- **Task prompt**: Entries follow. Set all of them down as they stand.
◆ ◆ ◆ ◆
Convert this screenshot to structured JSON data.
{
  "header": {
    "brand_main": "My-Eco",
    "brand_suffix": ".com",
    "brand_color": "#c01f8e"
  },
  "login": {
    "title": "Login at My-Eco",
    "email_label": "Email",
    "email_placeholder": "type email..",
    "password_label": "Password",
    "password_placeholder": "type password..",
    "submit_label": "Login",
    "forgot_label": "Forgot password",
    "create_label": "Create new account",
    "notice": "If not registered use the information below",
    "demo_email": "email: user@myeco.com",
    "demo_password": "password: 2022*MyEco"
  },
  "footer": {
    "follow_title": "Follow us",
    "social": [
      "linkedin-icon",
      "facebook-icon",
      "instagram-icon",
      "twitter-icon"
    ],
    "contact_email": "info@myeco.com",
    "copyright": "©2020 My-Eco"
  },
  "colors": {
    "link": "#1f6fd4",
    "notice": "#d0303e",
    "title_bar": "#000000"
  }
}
◆ ◆ ◆ ◆
- **The solution**:
Convert this screenshot to structured JSON data.
{
  "header": {
    "brand_main": "My-Eco",
    "brand_suffix": ".com",
    "brand_color": "#c01f8e"
  },
  "login": {
    "title": "Login at My-Eco",
    "email_label": "Email",
    "email_placeholder": "type email..",
    "password_label": "Password",
    "password_placeholder": "type password..",
    "submit_label": "Login",
    "forgot_label": "Forgot password",
    "create_label": "Create new account",
    "notice": "If not registered use the information below",
    "demo_email": "email: user@myeco.com",
    "demo_password": "password: 2022*MyEco"
  },
  "footer": {
    "follow_title": "Follow us",
    "social": [
      "linkedin-icon",
      "facebook-icon",
      "instagram-icon",
      "twitter-icon"
    ],
    "contact_email": "info@myeco.com",
    "copyright": "©2020 My-Eco"
  },
  "colors": {
    "link": "#1f6fd4",
    "notice": "#d0303e",
    "title_bar": "#000000"
  }
}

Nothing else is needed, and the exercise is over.